**STORED ROWS**.
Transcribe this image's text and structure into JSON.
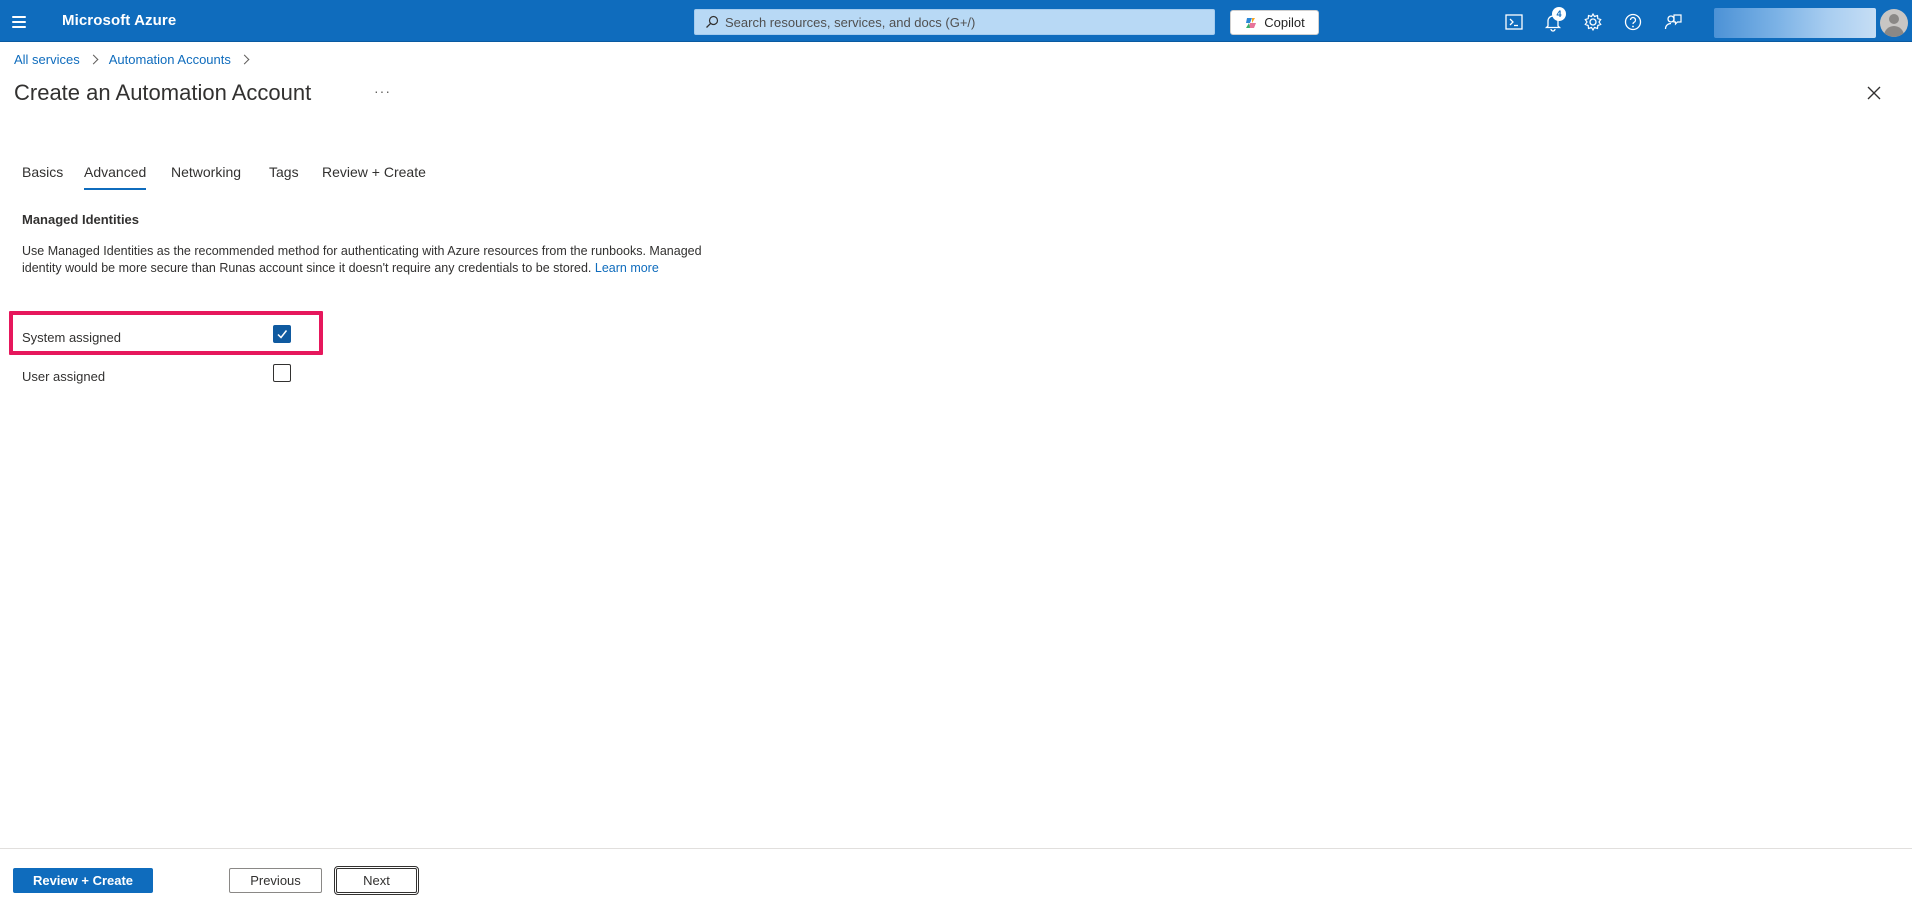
{
  "header": {
    "brand": "Microsoft Azure",
    "search_placeholder": "Search resources, services, and docs (G+/)",
    "copilot_label": "Copilot",
    "notification_count": "4",
    "bar_color": "#0f6cbd"
  },
  "breadcrumb": {
    "items": [
      "All services",
      "Automation Accounts"
    ]
  },
  "page": {
    "title": "Create an Automation Account",
    "more_label": "···"
  },
  "tabs": [
    {
      "label": "Basics",
      "active": false
    },
    {
      "label": "Advanced",
      "active": true
    },
    {
      "label": "Networking",
      "active": false
    },
    {
      "label": "Tags",
      "active": false
    },
    {
      "label": "Review + Create",
      "active": false
    }
  ],
  "managed_identities": {
    "section_title": "Managed Identities",
    "description": "Use Managed Identities as the recommended method for authenticating with Azure resources from the runbooks. Managed identity would be more secure than Runas account since it doesn't require any credentials to be stored.",
    "learn_more": "Learn more",
    "system_assigned": {
      "label": "System assigned",
      "checked": true
    },
    "user_assigned": {
      "label": "User assigned",
      "checked": false
    },
    "highlight_color": "#e6175c"
  },
  "footer": {
    "review_create_label": "Review + Create",
    "previous_label": "Previous",
    "next_label": "Next"
  }
}
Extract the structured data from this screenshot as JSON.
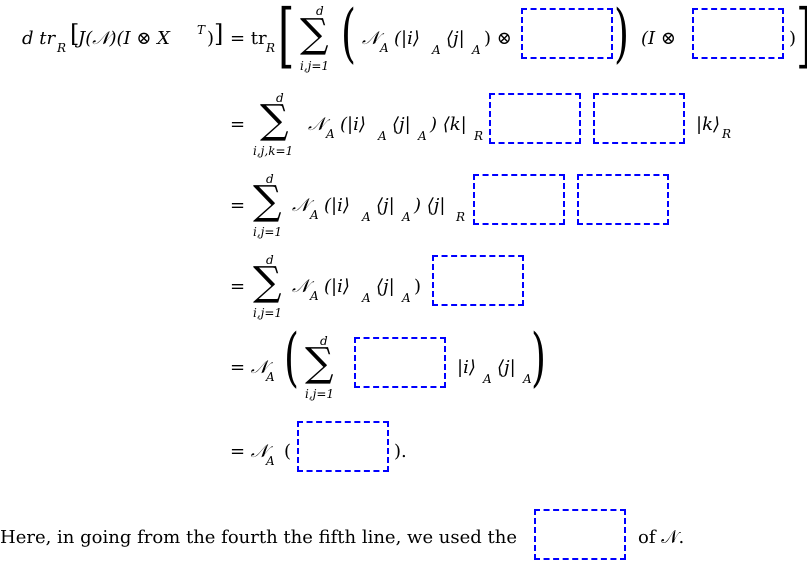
{
  "line1": {
    "lhs": "d tr",
    "lhs_sub": "R",
    "lhs_arg": "J(𝒩)(I ⊗ X",
    "lhs_sup": "T",
    "lhs_close": ")",
    "eq": "= tr",
    "eq_sub": "R",
    "sum_sup": "d",
    "sum_sub": "i,j=1",
    "inner": "𝒩",
    "inner_sub": "A",
    "inner_arg": "(|i⟩",
    "inner_arg_sub": "A",
    "inner_arg2": "⟨j|",
    "inner_arg2_sub": "A",
    "inner_arg_close": ") ⊗",
    "tail_open": "(I ⊗",
    "tail_close": ")"
  },
  "line2": {
    "eq": "=",
    "sum_sup": "d",
    "sum_sub": "i,j,k=1",
    "body": "𝒩",
    "body_sub": "A",
    "arg": "(|i⟩",
    "arg_sub": "A",
    "arg2": "⟨j|",
    "arg2_sub": "A",
    "arg_close": ") ⟨k|",
    "arg_close_sub": "R",
    "ket": "|k⟩",
    "ket_sub": "R"
  },
  "line3": {
    "eq": "=",
    "sum_sup": "d",
    "sum_sub": "i,j=1",
    "body": "𝒩",
    "body_sub": "A",
    "arg": "(|i⟩",
    "arg_sub": "A",
    "arg2": "⟨j|",
    "arg2_sub": "A",
    "arg_close": ") ⟨j|",
    "arg_close_sub": "R"
  },
  "line4": {
    "eq": "=",
    "sum_sup": "d",
    "sum_sub": "i,j=1",
    "body": "𝒩",
    "body_sub": "A",
    "arg": "(|i⟩",
    "arg_sub": "A",
    "arg2": "⟨j|",
    "arg2_sub": "A",
    "arg_close": ")"
  },
  "line5": {
    "eq": "= 𝒩",
    "eq_sub": "A",
    "sum_sup": "d",
    "sum_sub": "i,j=1",
    "ket": "|i⟩",
    "ket_sub": "A",
    "bra": "⟨j|",
    "bra_sub": "A"
  },
  "line6": {
    "eq": "= 𝒩",
    "eq_sub": "A",
    "open": "(",
    "close": ")."
  },
  "sentence": {
    "before": "Here, in going from the fourth the fifth line, we used the",
    "after": "of 𝒩."
  },
  "colors": {
    "blank_border": "#0000ff",
    "text": "#000000"
  }
}
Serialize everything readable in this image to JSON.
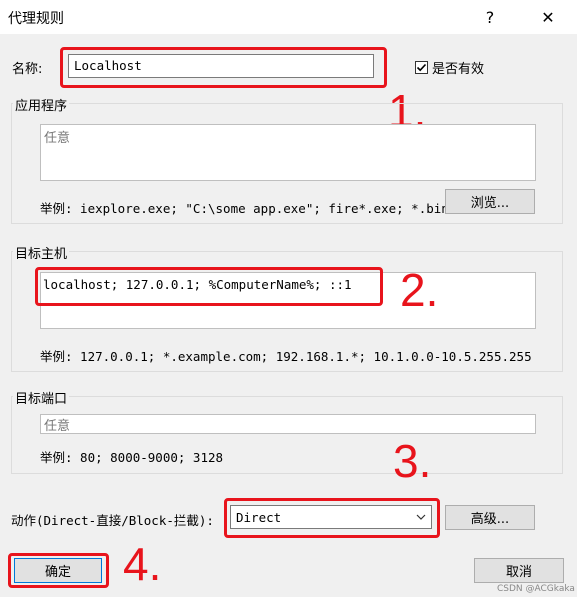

**WHAT TO PRODUCE**. Quote everything in the listing above exactly; pictures are the only thing to omit.

**RESPONSE TO THIS TASK**.
Transcribe this image's text and structure into JSON.
{
  "header": {
    "brand": "Microsoft Azure",
    "search_placeholder": "Search resources, services, and docs (G+/)",
    "copilot_label": "Copilot",
    "notification_count": "4",
    "bar_color": "#0f6cbd"
  },
  "breadcrumb": {
    "items": [
      "All services",
      "Automation Accounts"
    ]
  },
  "page": {
    "title": "Create an Automation Account",
    "more_label": "···"
  },
  "tabs": [
    {
      "label": "Basics",
      "active": false
    },
    {
      "label": "Advanced",
      "active": true
    },
    {
      "label": "Networking",
      "active": false
    },
    {
      "label": "Tags",
      "active": false
    },
    {
      "label": "Review + Create",
      "active": false
    }
  ],
  "managed_identities": {
    "section_title": "Managed Identities",
    "description": "Use Managed Identities as the recommended method for authenticating with Azure resources from the runbooks. Managed identity would be more secure than Runas account since it doesn't require any credentials to be stored.",
    "learn_more": "Learn more",
    "system_assigned": {
      "label": "System assigned",
      "checked": true
    },
    "user_assigned": {
      "label": "User assigned",
      "checked": false
    },
    "highlight_color": "#e6175c"
  },
  "footer": {
    "review_create_label": "Review + Create",
    "previous_label": "Previous",
    "next_label": "Next"
  }
}
Extract the structured data from this screenshot as JSON.
{
  "line1": {
    "lhs": "d tr",
    "lhs_sub": "R",
    "lhs_arg": "J(𝒩)(I ⊗ X",
    "lhs_sup": "T",
    "lhs_close": ")",
    "eq": "= tr",
    "eq_sub": "R",
    "sum_sup": "d",
    "sum_sub": "i,j=1",
    "inner": "𝒩",
    "inner_sub": "A",
    "inner_arg": "(|i⟩",
    "inner_arg_sub": "A",
    "inner_arg2": "⟨j|",
    "inner_arg2_sub": "A",
    "inner_arg_close": ") ⊗",
    "tail_open": "(I ⊗",
    "tail_close": ")"
  },
  "line2": {
    "eq": "=",
    "sum_sup": "d",
    "sum_sub": "i,j,k=1",
    "body": "𝒩",
    "body_sub": "A",
    "arg": "(|i⟩",
    "arg_sub": "A",
    "arg2": "⟨j|",
    "arg2_sub": "A",
    "arg_close": ") ⟨k|",
    "arg_close_sub": "R",
    "ket": "|k⟩",
    "ket_sub": "R"
  },
  "line3": {
    "eq": "=",
    "sum_sup": "d",
    "sum_sub": "i,j=1",
    "body": "𝒩",
    "body_sub": "A",
    "arg": "(|i⟩",
    "arg_sub": "A",
    "arg2": "⟨j|",
    "arg2_sub": "A",
    "arg_close": ") ⟨j|",
    "arg_close_sub": "R"
  },
  "line4": {
    "eq": "=",
    "sum_sup": "d",
    "sum_sub": "i,j=1",
    "body": "𝒩",
    "body_sub": "A",
    "arg": "(|i⟩",
    "arg_sub": "A",
    "arg2": "⟨j|",
    "arg2_sub": "A",
    "arg_close": ")"
  },
  "line5": {
    "eq": "= 𝒩",
    "eq_sub": "A",
    "sum_sup": "d",
    "sum_sub": "i,j=1",
    "ket": "|i⟩",
    "ket_sub": "A",
    "bra": "⟨j|",
    "bra_sub": "A"
  },
  "line6": {
    "eq": "= 𝒩",
    "eq_sub": "A",
    "open": "(",
    "close": ")."
  },
  "sentence": {
    "before": "Here, in going from the fourth the fifth line, we used the",
    "after": "of 𝒩."
  },
  "colors": {
    "blank_border": "#0000ff",
    "text": "#000000"
  }
}
Serialize everything readable in this image to JSON.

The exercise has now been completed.